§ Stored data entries
[Begin]

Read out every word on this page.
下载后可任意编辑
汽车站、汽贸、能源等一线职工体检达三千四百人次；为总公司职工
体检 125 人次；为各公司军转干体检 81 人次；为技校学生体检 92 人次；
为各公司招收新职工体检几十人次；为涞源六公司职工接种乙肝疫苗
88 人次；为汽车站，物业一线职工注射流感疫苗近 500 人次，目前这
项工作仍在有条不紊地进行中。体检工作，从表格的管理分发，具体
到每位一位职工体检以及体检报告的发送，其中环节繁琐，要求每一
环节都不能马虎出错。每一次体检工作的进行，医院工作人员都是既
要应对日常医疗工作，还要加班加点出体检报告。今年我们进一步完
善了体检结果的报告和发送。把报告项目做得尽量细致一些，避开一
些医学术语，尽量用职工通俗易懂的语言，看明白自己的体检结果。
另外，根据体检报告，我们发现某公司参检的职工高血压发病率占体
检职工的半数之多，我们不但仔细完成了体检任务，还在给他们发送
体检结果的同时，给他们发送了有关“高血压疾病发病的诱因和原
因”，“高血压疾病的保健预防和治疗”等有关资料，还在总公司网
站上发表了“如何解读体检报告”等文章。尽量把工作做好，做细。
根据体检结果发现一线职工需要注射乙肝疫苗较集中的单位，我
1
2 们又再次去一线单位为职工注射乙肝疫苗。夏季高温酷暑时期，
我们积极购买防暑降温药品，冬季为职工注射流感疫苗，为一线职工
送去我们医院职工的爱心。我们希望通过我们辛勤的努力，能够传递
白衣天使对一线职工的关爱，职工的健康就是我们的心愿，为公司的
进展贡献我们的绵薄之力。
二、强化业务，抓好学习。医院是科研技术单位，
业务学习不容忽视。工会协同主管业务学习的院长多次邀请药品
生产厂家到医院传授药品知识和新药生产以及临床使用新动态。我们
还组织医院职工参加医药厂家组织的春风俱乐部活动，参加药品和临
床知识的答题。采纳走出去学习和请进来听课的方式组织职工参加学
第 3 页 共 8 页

[End]

§ PROBLEM DESCRIPTION
Type out the full listing again, exactly as given.

§ RESPONSE BELOW
Read out every word on this page.
下载后可任意编辑
汽车站、汽贸、能源等一线职工体检达三千四百人次；为总公司职工
体检 125 人次；为各公司军转干体检 81 人次；为技校学生体检 92 人次；
为各公司招收新职工体检几十人次；为涞源六公司职工接种乙肝疫苗
88 人次；为汽车站，物业一线职工注射流感疫苗近 500 人次，目前这
项工作仍在有条不紊地进行中。体检工作，从表格的管理分发，具体
到每位一位职工体检以及体检报告的发送，其中环节繁琐，要求每一
环节都不能马虎出错。每一次体检工作的进行，医院工作人员都是既
要应对日常医疗工作，还要加班加点出体检报告。今年我们进一步完
善了体检结果的报告和发送。把报告项目做得尽量细致一些，避开一
些医学术语，尽量用职工通俗易懂的语言，看明白自己的体检结果。
另外，根据体检报告，我们发现某公司参检的职工高血压发病率占体
检职工的半数之多，我们不但仔细完成了体检任务，还在给他们发送
体检结果的同时，给他们发送了有关“高血压疾病发病的诱因和原
因”，“高血压疾病的保健预防和治疗”等有关资料，还在总公司网
站上发表了“如何解读体检报告”等文章。尽量把工作做好，做细。
根据体检结果发现一线职工需要注射乙肝疫苗较集中的单位，我
1
2 们又再次去一线单位为职工注射乙肝疫苗。夏季高温酷暑时期，
我们积极购买防暑降温药品，冬季为职工注射流感疫苗，为一线职工
送去我们医院职工的爱心。我们希望通过我们辛勤的努力，能够传递
白衣天使对一线职工的关爱，职工的健康就是我们的心愿，为公司的
进展贡献我们的绵薄之力。
二、强化业务，抓好学习。医院是科研技术单位，
业务学习不容忽视。工会协同主管业务学习的院长多次邀请药品
生产厂家到医院传授药品知识和新药生产以及临床使用新动态。我们
还组织医院职工参加医药厂家组织的春风俱乐部活动，参加药品和临
床知识的答题。采纳走出去学习和请进来听课的方式组织职工参加学
第 3 页 共 8 页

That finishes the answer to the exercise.